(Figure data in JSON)

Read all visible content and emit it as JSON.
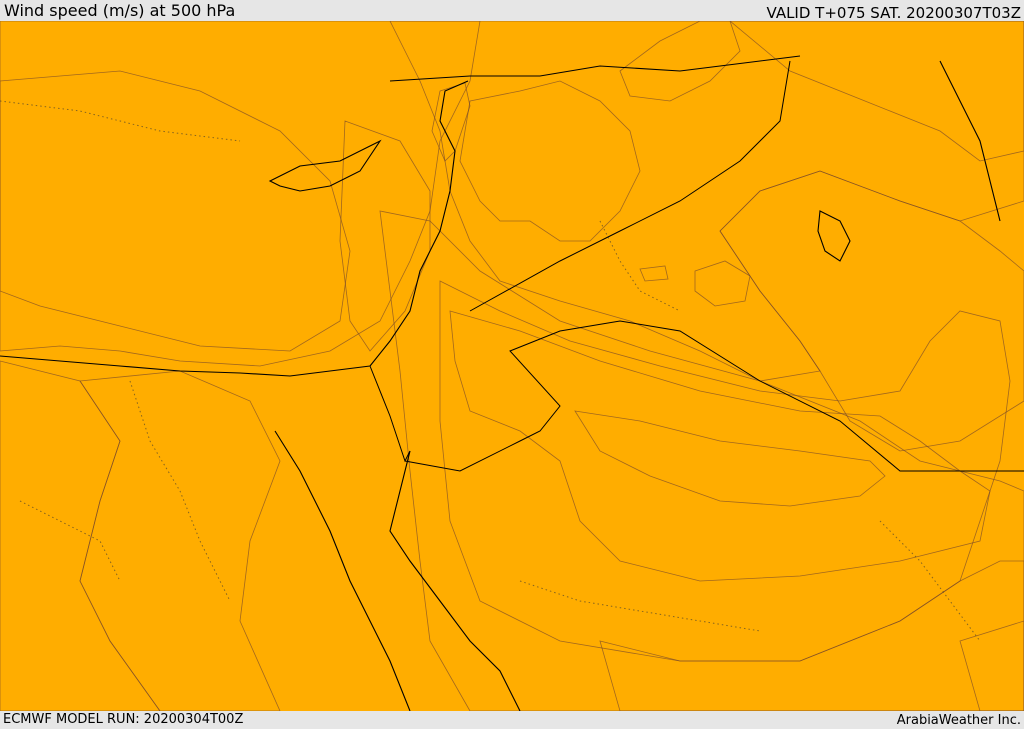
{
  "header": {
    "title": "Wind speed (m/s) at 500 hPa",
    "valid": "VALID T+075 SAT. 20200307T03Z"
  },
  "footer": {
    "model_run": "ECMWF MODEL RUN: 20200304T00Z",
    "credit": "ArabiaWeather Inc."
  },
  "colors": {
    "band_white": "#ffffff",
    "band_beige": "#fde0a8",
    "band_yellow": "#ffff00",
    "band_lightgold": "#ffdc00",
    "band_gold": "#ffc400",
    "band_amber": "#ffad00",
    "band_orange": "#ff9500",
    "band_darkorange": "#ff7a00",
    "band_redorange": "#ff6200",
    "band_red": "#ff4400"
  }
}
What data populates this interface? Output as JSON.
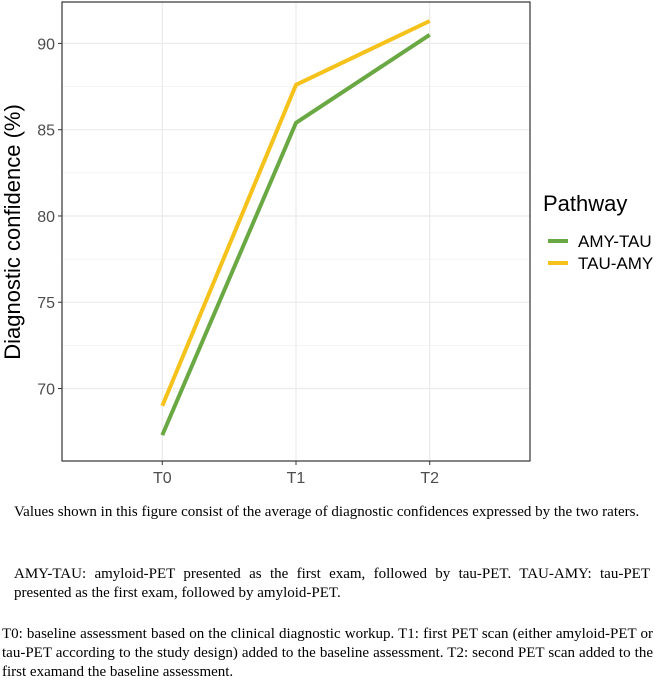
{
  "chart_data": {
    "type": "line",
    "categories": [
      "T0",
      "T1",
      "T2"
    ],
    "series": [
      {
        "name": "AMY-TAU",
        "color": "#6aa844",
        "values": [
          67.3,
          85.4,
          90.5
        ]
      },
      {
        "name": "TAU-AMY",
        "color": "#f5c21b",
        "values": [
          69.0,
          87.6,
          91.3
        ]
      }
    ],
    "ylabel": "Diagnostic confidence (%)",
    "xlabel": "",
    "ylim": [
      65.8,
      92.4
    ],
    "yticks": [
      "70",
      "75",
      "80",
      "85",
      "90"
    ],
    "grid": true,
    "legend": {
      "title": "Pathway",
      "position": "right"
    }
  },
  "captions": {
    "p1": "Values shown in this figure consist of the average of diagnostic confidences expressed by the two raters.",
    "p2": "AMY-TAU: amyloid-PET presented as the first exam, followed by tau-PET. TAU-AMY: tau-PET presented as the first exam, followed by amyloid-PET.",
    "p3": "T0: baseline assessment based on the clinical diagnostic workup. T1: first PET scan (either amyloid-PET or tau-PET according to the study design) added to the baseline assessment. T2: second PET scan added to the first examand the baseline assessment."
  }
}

* **TASK REQUIREMENTS**: Copy the whole of the material above exactly, but not its images.

* **TASK RESPONSE**:
Read all visible content and emit it as JSON.
{
  "header": {
    "title": "Wind speed (m/s) at 500 hPa",
    "valid": "VALID T+075 SAT. 20200307T03Z"
  },
  "footer": {
    "model_run": "ECMWF MODEL RUN: 20200304T00Z",
    "credit": "ArabiaWeather Inc."
  },
  "colors": {
    "band_white": "#ffffff",
    "band_beige": "#fde0a8",
    "band_yellow": "#ffff00",
    "band_lightgold": "#ffdc00",
    "band_gold": "#ffc400",
    "band_amber": "#ffad00",
    "band_orange": "#ff9500",
    "band_darkorange": "#ff7a00",
    "band_redorange": "#ff6200",
    "band_red": "#ff4400"
  }
}
What data populates this interface? Output as JSON.
{
  "chart_data": {
    "type": "line",
    "categories": [
      "T0",
      "T1",
      "T2"
    ],
    "series": [
      {
        "name": "AMY-TAU",
        "color": "#6aa844",
        "values": [
          67.3,
          85.4,
          90.5
        ]
      },
      {
        "name": "TAU-AMY",
        "color": "#f5c21b",
        "values": [
          69.0,
          87.6,
          91.3
        ]
      }
    ],
    "ylabel": "Diagnostic confidence (%)",
    "xlabel": "",
    "ylim": [
      65.8,
      92.4
    ],
    "yticks": [
      "70",
      "75",
      "80",
      "85",
      "90"
    ],
    "grid": true,
    "legend": {
      "title": "Pathway",
      "position": "right"
    }
  },
  "captions": {
    "p1": "Values shown in this figure consist of the average of diagnostic confidences expressed by the two raters.",
    "p2": "AMY-TAU: amyloid-PET presented as the first exam, followed by tau-PET. TAU-AMY: tau-PET presented as the first exam, followed by amyloid-PET.",
    "p3": "T0: baseline assessment based on the clinical diagnostic workup. T1: first PET scan (either amyloid-PET or tau-PET according to the study design) added to the baseline assessment. T2: second PET scan added to the first examand the baseline assessment."
  }
}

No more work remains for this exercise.